[BEGIN]

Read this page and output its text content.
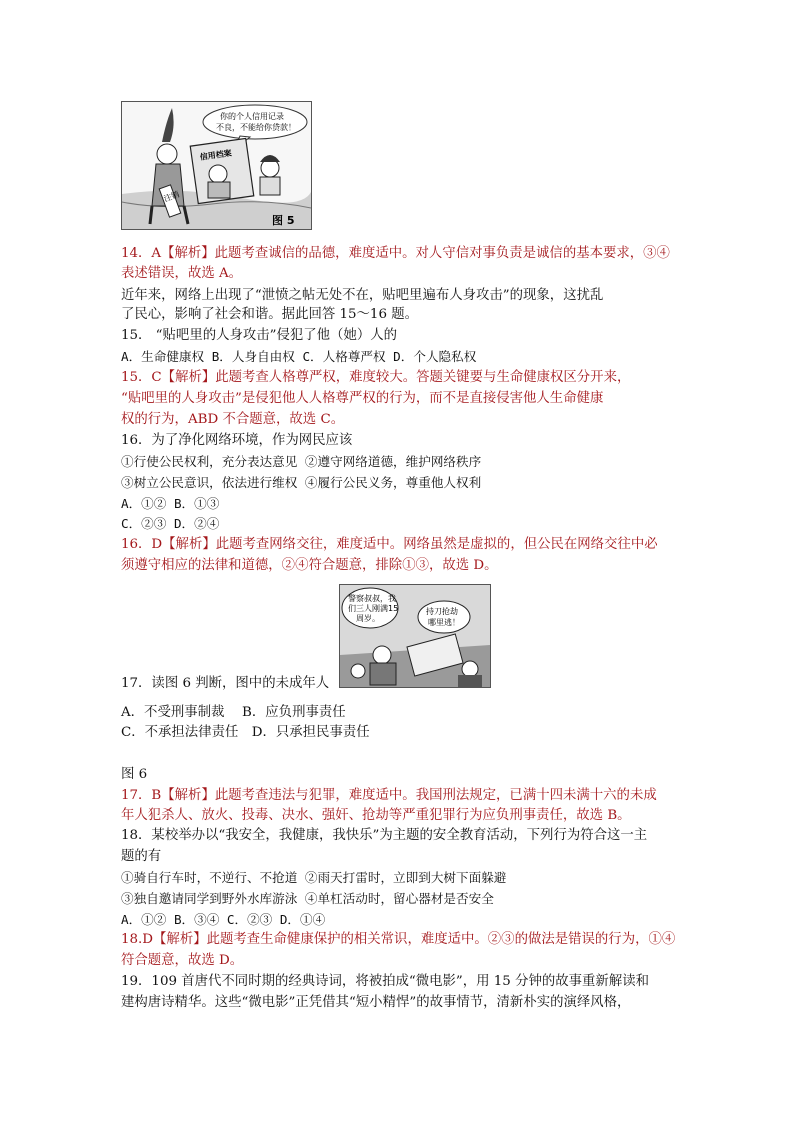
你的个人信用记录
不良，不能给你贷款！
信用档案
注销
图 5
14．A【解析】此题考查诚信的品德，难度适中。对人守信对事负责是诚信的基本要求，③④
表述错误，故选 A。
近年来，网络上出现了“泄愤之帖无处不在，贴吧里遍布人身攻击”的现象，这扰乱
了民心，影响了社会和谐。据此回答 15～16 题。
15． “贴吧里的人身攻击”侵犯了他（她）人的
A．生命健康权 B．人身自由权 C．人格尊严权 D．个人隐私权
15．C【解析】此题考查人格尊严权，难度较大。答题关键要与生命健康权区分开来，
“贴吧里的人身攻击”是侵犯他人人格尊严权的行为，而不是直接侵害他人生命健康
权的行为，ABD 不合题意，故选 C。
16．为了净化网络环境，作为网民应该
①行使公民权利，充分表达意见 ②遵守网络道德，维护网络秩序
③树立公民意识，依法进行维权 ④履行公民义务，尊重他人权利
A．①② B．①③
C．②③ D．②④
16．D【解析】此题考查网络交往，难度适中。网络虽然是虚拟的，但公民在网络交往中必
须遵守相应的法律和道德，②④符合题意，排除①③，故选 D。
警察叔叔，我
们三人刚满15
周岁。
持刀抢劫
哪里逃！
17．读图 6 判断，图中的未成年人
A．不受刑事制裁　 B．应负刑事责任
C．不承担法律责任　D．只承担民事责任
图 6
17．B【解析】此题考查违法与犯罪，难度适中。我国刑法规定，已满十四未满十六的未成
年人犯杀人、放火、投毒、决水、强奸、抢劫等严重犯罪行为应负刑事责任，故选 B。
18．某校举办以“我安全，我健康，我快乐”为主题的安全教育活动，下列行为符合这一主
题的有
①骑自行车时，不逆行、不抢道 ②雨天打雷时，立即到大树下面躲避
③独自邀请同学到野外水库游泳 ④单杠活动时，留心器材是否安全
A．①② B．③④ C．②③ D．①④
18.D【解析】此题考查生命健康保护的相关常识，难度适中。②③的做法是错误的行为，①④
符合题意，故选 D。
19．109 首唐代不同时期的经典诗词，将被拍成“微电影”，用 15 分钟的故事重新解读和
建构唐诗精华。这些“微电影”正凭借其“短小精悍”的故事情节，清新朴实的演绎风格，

[END]

## STATED GOAL
Check each line above for the word "难度适中", and copy the lines where it appears.

## RESULT OF THIS TASK
14．A【解析】此题考查诚信的品德，难度适中。对人守信对事负责是诚信的基本要求，③④
16．D【解析】此题考查网络交往，难度适中。网络虽然是虚拟的，但公民在网络交往中必
17．B【解析】此题考查违法与犯罪，难度适中。我国刑法规定，已满十四未满十六的未成
18.D【解析】此题考查生命健康保护的相关常识，难度适中。②③的做法是错误的行为，①④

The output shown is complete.